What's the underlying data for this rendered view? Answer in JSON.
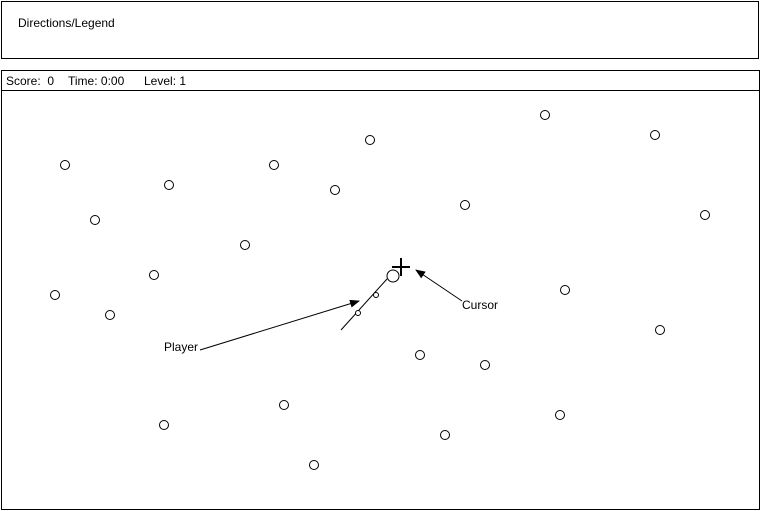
{
  "legend": {
    "title": "Directions/Legend"
  },
  "hud": {
    "score_label": "Score:",
    "score_value": "0",
    "time_label": "Time:",
    "time_value": "0:00",
    "level_label": "Level:",
    "level_value": "1"
  },
  "annotations": {
    "player_label": "Player",
    "cursor_label": "Cursor"
  },
  "icons": {
    "cursor": "crosshair-icon",
    "player": "player-snake-icon"
  },
  "colors": {
    "ink": "#000000",
    "background": "#ffffff"
  }
}
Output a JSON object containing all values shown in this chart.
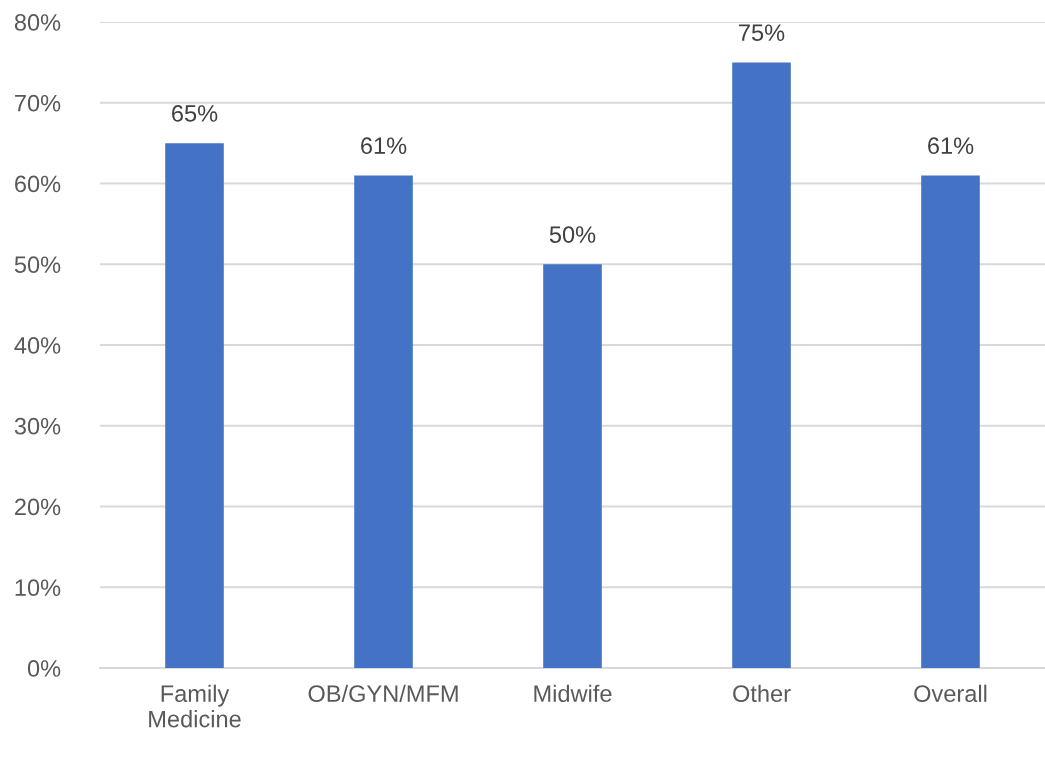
{
  "chart_data": {
    "type": "bar",
    "categories": [
      "Family\nMedicine",
      "OB/GYN/MFM",
      "Midwife",
      "Other",
      "Overall"
    ],
    "values": [
      65,
      61,
      50,
      75,
      61
    ],
    "value_labels": [
      "65%",
      "61%",
      "50%",
      "75%",
      "61%"
    ],
    "color": "#4472c4",
    "ylim": [
      0,
      80
    ],
    "yticks": [
      {
        "value": 0,
        "label": "0%"
      },
      {
        "value": 10,
        "label": "10%"
      },
      {
        "value": 20,
        "label": "20%"
      },
      {
        "value": 30,
        "label": "30%"
      },
      {
        "value": 40,
        "label": "40%"
      },
      {
        "value": 50,
        "label": "50%"
      },
      {
        "value": 60,
        "label": "60%"
      },
      {
        "value": 70,
        "label": "70%"
      },
      {
        "value": 80,
        "label": "80%"
      }
    ],
    "grid": "y",
    "legend": false
  }
}
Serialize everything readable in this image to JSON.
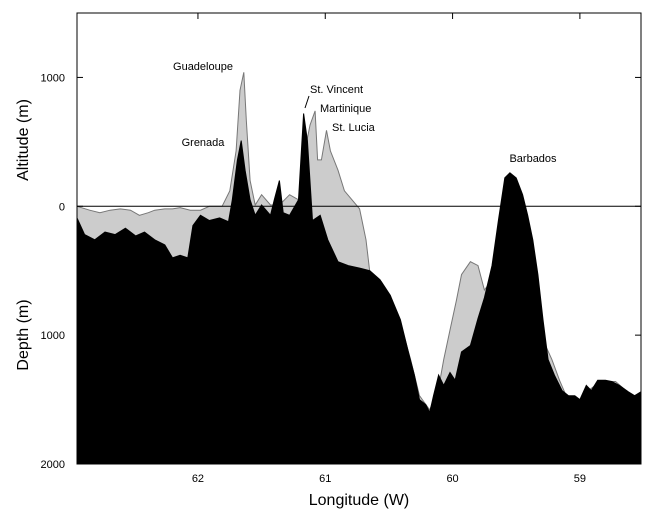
{
  "chart_data": {
    "type": "area",
    "x_label": "Longitude (W)",
    "y_label_top": "Altitude (m)",
    "y_label_bottom": "Depth (m)",
    "xlim": [
      62.95,
      58.52
    ],
    "xticks": [
      62,
      61,
      60,
      59
    ],
    "ylim": [
      -2000,
      1500
    ],
    "yticks": [
      {
        "value": -2000,
        "label": "2000"
      },
      {
        "value": -1000,
        "label": "1000"
      },
      0,
      1000
    ],
    "annotations": [
      "Guadeloupe",
      "Grenada",
      "St. Vincent",
      "Martinique",
      "St. Lucia",
      "Barbados"
    ],
    "series": [
      {
        "color": "#cccccc",
        "x": [
          62.95,
          62.85,
          62.77,
          62.69,
          62.61,
          62.53,
          62.46,
          62.39,
          62.34,
          62.26,
          62.2,
          62.14,
          62.06,
          61.98,
          61.91,
          61.81,
          61.75,
          61.7,
          61.67,
          61.64,
          61.62,
          61.59,
          61.55,
          61.5,
          61.43,
          61.36,
          61.28,
          61.21,
          61.16,
          61.12,
          61.08,
          61.06,
          61.03,
          60.99,
          60.96,
          60.9,
          60.85,
          60.79,
          60.73,
          60.68,
          60.65,
          60.57,
          60.49,
          60.41,
          60.33,
          60.26,
          60.18,
          60.11,
          60.07,
          60.02,
          59.97,
          59.93,
          59.86,
          59.8,
          59.75,
          59.69,
          59.64,
          59.59,
          59.55,
          59.5,
          59.45,
          59.41,
          59.35,
          59.31,
          59.27,
          59.22,
          59.16,
          59.09,
          59.03,
          58.96,
          58.88,
          58.8,
          58.72,
          58.65,
          58.57,
          58.52
        ],
        "values": [
          0,
          -30,
          -50,
          -30,
          -20,
          -30,
          -70,
          -50,
          -30,
          -20,
          -20,
          -10,
          -30,
          -30,
          0,
          0,
          120,
          430,
          900,
          1040,
          670,
          200,
          10,
          90,
          10,
          10,
          90,
          50,
          430,
          630,
          740,
          360,
          360,
          590,
          430,
          280,
          120,
          50,
          -20,
          -260,
          -510,
          -590,
          -690,
          -900,
          -1190,
          -1470,
          -1580,
          -1410,
          -1190,
          -960,
          -730,
          -530,
          -430,
          -460,
          -650,
          -570,
          -340,
          160,
          240,
          160,
          50,
          -190,
          -500,
          -810,
          -1080,
          -1190,
          -1350,
          -1510,
          -1550,
          -1450,
          -1390,
          -1360,
          -1360,
          -1420,
          -1490,
          -1470
        ]
      },
      {
        "color": "#000000",
        "x": [
          62.95,
          62.89,
          62.81,
          62.73,
          62.65,
          62.57,
          62.49,
          62.42,
          62.34,
          62.26,
          62.2,
          62.14,
          62.08,
          62.04,
          61.98,
          61.91,
          61.83,
          61.76,
          61.73,
          61.69,
          61.66,
          61.63,
          61.59,
          61.55,
          61.5,
          61.43,
          61.4,
          61.36,
          61.33,
          61.28,
          61.21,
          61.17,
          61.14,
          61.1,
          61.04,
          60.98,
          60.9,
          60.82,
          60.73,
          60.65,
          60.57,
          60.49,
          60.41,
          60.35,
          60.3,
          60.26,
          60.21,
          60.18,
          60.15,
          60.11,
          60.07,
          60.02,
          59.98,
          59.93,
          59.86,
          59.8,
          59.75,
          59.69,
          59.64,
          59.59,
          59.55,
          59.5,
          59.45,
          59.41,
          59.37,
          59.33,
          59.29,
          59.25,
          59.2,
          59.14,
          59.09,
          59.04,
          59.0,
          58.95,
          58.91,
          58.86,
          58.8,
          58.75,
          58.69,
          58.62,
          58.57,
          58.52
        ],
        "values": [
          -90,
          -220,
          -260,
          -200,
          -220,
          -170,
          -230,
          -200,
          -260,
          -300,
          -400,
          -380,
          -400,
          -150,
          -70,
          -110,
          -90,
          -120,
          50,
          360,
          510,
          280,
          50,
          -70,
          10,
          -70,
          50,
          200,
          -50,
          -70,
          50,
          720,
          510,
          -110,
          -70,
          -260,
          -430,
          -460,
          -480,
          -500,
          -570,
          -690,
          -880,
          -1120,
          -1310,
          -1500,
          -1540,
          -1600,
          -1470,
          -1310,
          -1390,
          -1290,
          -1350,
          -1130,
          -1080,
          -870,
          -710,
          -460,
          -110,
          220,
          260,
          220,
          90,
          -70,
          -260,
          -530,
          -880,
          -1190,
          -1310,
          -1430,
          -1470,
          -1470,
          -1500,
          -1390,
          -1430,
          -1350,
          -1350,
          -1360,
          -1390,
          -1440,
          -1470,
          -1440
        ]
      }
    ]
  }
}
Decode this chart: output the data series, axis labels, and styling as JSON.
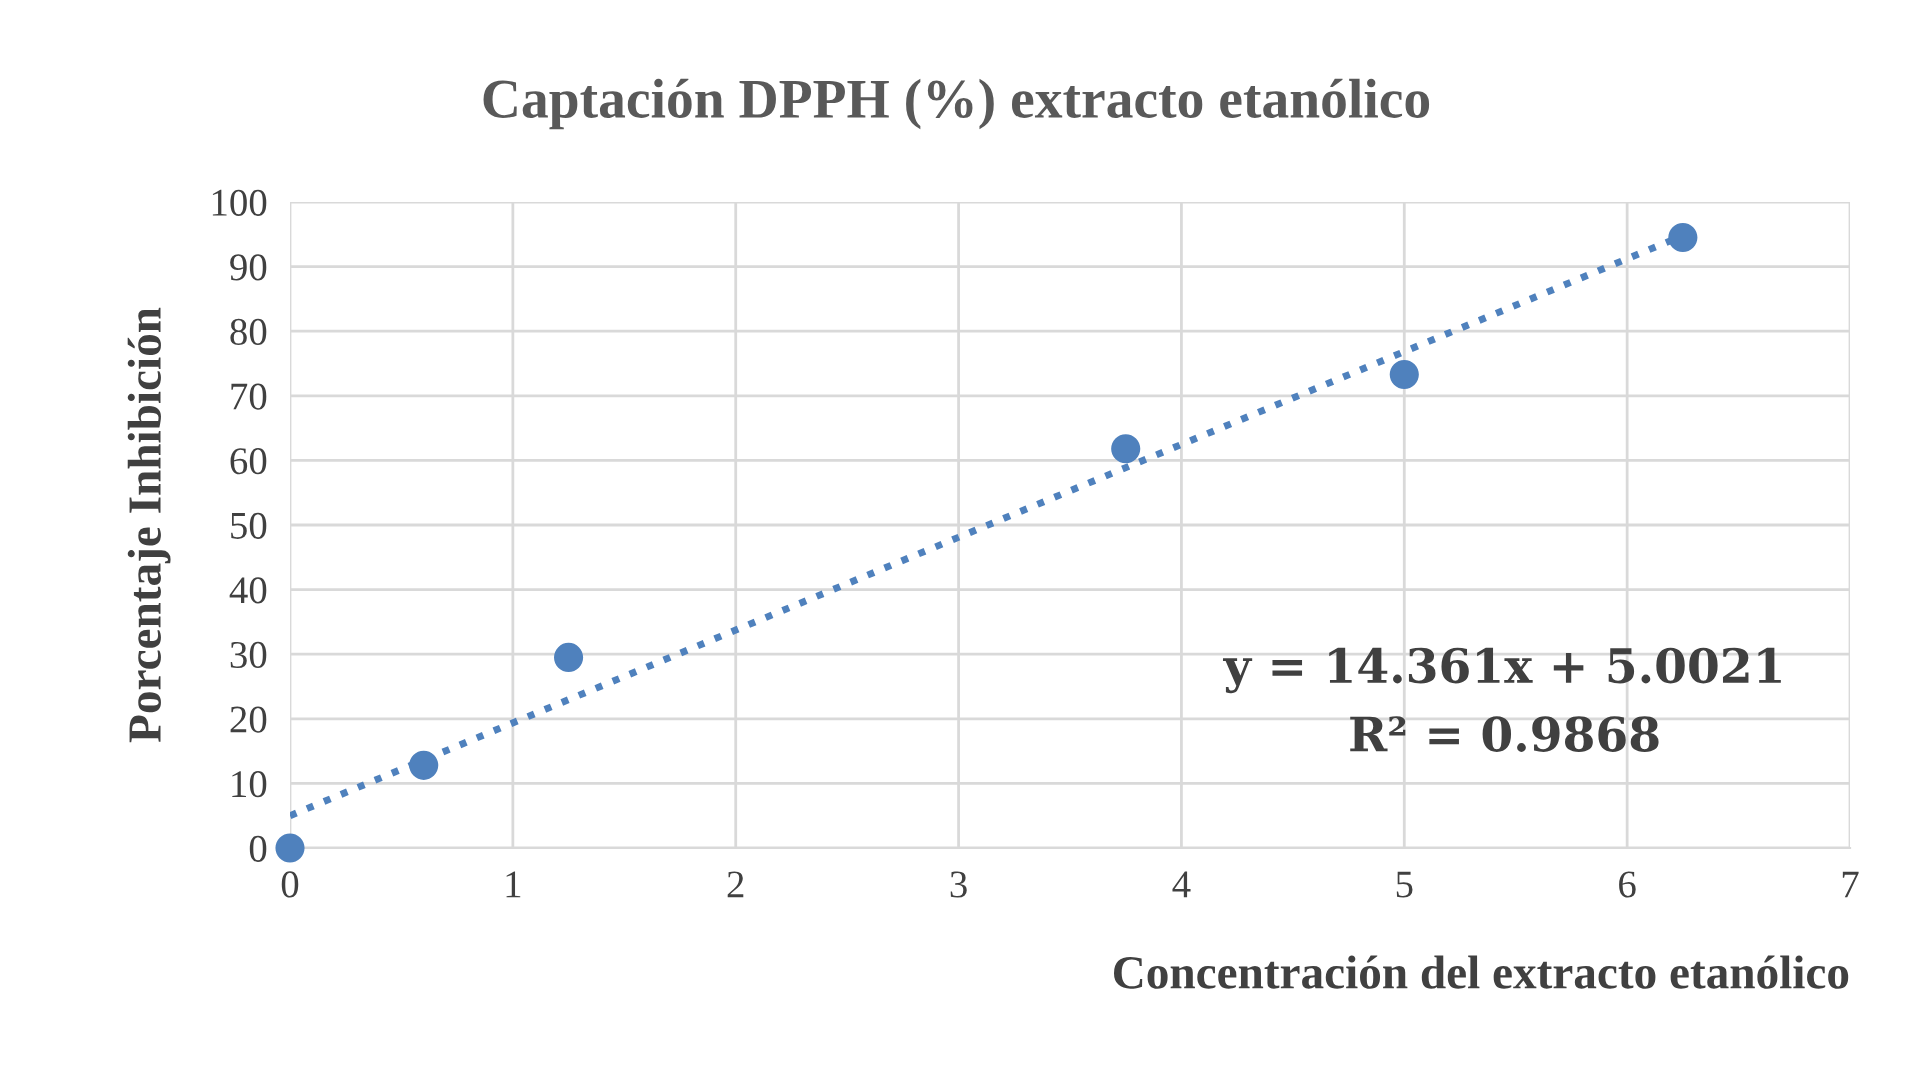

========

Task prompt
The records above are to be restated exactly, without their pictures.

Output of the exercise
What's the underlying data for this rendered view? Answer in JSON.
{
  "legend": {
    "title": "Directions/Legend"
  },
  "hud": {
    "score_label": "Score:",
    "score_value": "0",
    "time_label": "Time:",
    "time_value": "0:00",
    "level_label": "Level:",
    "level_value": "1"
  },
  "annotations": {
    "player_label": "Player",
    "cursor_label": "Cursor"
  },
  "icons": {
    "cursor": "crosshair-icon",
    "player": "player-snake-icon"
  },
  "colors": {
    "ink": "#000000",
    "background": "#ffffff"
  }
}
Output a JSON object containing all values shown in this chart.
{
  "chart_data": {
    "type": "bar",
    "categories": [
      "Family\nMedicine",
      "OB/GYN/MFM",
      "Midwife",
      "Other",
      "Overall"
    ],
    "values": [
      65,
      61,
      50,
      75,
      61
    ],
    "value_labels": [
      "65%",
      "61%",
      "50%",
      "75%",
      "61%"
    ],
    "color": "#4472c4",
    "ylim": [
      0,
      80
    ],
    "yticks": [
      {
        "value": 0,
        "label": "0%"
      },
      {
        "value": 10,
        "label": "10%"
      },
      {
        "value": 20,
        "label": "20%"
      },
      {
        "value": 30,
        "label": "30%"
      },
      {
        "value": 40,
        "label": "40%"
      },
      {
        "value": 50,
        "label": "50%"
      },
      {
        "value": 60,
        "label": "60%"
      },
      {
        "value": 70,
        "label": "70%"
      },
      {
        "value": 80,
        "label": "80%"
      }
    ],
    "grid": "y",
    "legend": false
  }
}
Serialize everything readable in this image to JSON.
{
  "chart_data": {
    "type": "area",
    "x_label": "Longitude (W)",
    "y_label_top": "Altitude (m)",
    "y_label_bottom": "Depth (m)",
    "xlim": [
      62.95,
      58.52
    ],
    "xticks": [
      62,
      61,
      60,
      59
    ],
    "ylim": [
      -2000,
      1500
    ],
    "yticks": [
      {
        "value": -2000,
        "label": "2000"
      },
      {
        "value": -1000,
        "label": "1000"
      },
      0,
      1000
    ],
    "annotations": [
      "Guadeloupe",
      "Grenada",
      "St. Vincent",
      "Martinique",
      "St. Lucia",
      "Barbados"
    ],
    "series": [
      {
        "color": "#cccccc",
        "x": [
          62.95,
          62.85,
          62.77,
          62.69,
          62.61,
          62.53,
          62.46,
          62.39,
          62.34,
          62.26,
          62.2,
          62.14,
          62.06,
          61.98,
          61.91,
          61.81,
          61.75,
          61.7,
          61.67,
          61.64,
          61.62,
          61.59,
          61.55,
          61.5,
          61.43,
          61.36,
          61.28,
          61.21,
          61.16,
          61.12,
          61.08,
          61.06,
          61.03,
          60.99,
          60.96,
          60.9,
          60.85,
          60.79,
          60.73,
          60.68,
          60.65,
          60.57,
          60.49,
          60.41,
          60.33,
          60.26,
          60.18,
          60.11,
          60.07,
          60.02,
          59.97,
          59.93,
          59.86,
          59.8,
          59.75,
          59.69,
          59.64,
          59.59,
          59.55,
          59.5,
          59.45,
          59.41,
          59.35,
          59.31,
          59.27,
          59.22,
          59.16,
          59.09,
          59.03,
          58.96,
          58.88,
          58.8,
          58.72,
          58.65,
          58.57,
          58.52
        ],
        "values": [
          0,
          -30,
          -50,
          -30,
          -20,
          -30,
          -70,
          -50,
          -30,
          -20,
          -20,
          -10,
          -30,
          -30,
          0,
          0,
          120,
          430,
          900,
          1040,
          670,
          200,
          10,
          90,
          10,
          10,
          90,
          50,
          430,
          630,
          740,
          360,
          360,
          590,
          430,
          280,
          120,
          50,
          -20,
          -260,
          -510,
          -590,
          -690,
          -900,
          -1190,
          -1470,
          -1580,
          -1410,
          -1190,
          -960,
          -730,
          -530,
          -430,
          -460,
          -650,
          -570,
          -340,
          160,
          240,
          160,
          50,
          -190,
          -500,
          -810,
          -1080,
          -1190,
          -1350,
          -1510,
          -1550,
          -1450,
          -1390,
          -1360,
          -1360,
          -1420,
          -1490,
          -1470
        ]
      },
      {
        "color": "#000000",
        "x": [
          62.95,
          62.89,
          62.81,
          62.73,
          62.65,
          62.57,
          62.49,
          62.42,
          62.34,
          62.26,
          62.2,
          62.14,
          62.08,
          62.04,
          61.98,
          61.91,
          61.83,
          61.76,
          61.73,
          61.69,
          61.66,
          61.63,
          61.59,
          61.55,
          61.5,
          61.43,
          61.4,
          61.36,
          61.33,
          61.28,
          61.21,
          61.17,
          61.14,
          61.1,
          61.04,
          60.98,
          60.9,
          60.82,
          60.73,
          60.65,
          60.57,
          60.49,
          60.41,
          60.35,
          60.3,
          60.26,
          60.21,
          60.18,
          60.15,
          60.11,
          60.07,
          60.02,
          59.98,
          59.93,
          59.86,
          59.8,
          59.75,
          59.69,
          59.64,
          59.59,
          59.55,
          59.5,
          59.45,
          59.41,
          59.37,
          59.33,
          59.29,
          59.25,
          59.2,
          59.14,
          59.09,
          59.04,
          59.0,
          58.95,
          58.91,
          58.86,
          58.8,
          58.75,
          58.69,
          58.62,
          58.57,
          58.52
        ],
        "values": [
          -90,
          -220,
          -260,
          -200,
          -220,
          -170,
          -230,
          -200,
          -260,
          -300,
          -400,
          -380,
          -400,
          -150,
          -70,
          -110,
          -90,
          -120,
          50,
          360,
          510,
          280,
          50,
          -70,
          10,
          -70,
          50,
          200,
          -50,
          -70,
          50,
          720,
          510,
          -110,
          -70,
          -260,
          -430,
          -460,
          -480,
          -500,
          -570,
          -690,
          -880,
          -1120,
          -1310,
          -1500,
          -1540,
          -1600,
          -1470,
          -1310,
          -1390,
          -1290,
          -1350,
          -1130,
          -1080,
          -870,
          -710,
          -460,
          -110,
          220,
          260,
          220,
          90,
          -70,
          -260,
          -530,
          -880,
          -1190,
          -1310,
          -1430,
          -1470,
          -1470,
          -1500,
          -1390,
          -1430,
          -1350,
          -1350,
          -1360,
          -1390,
          -1440,
          -1470,
          -1440
        ]
      }
    ]
  }
}
Decode this chart: output the data series, axis labels, and styling as JSON.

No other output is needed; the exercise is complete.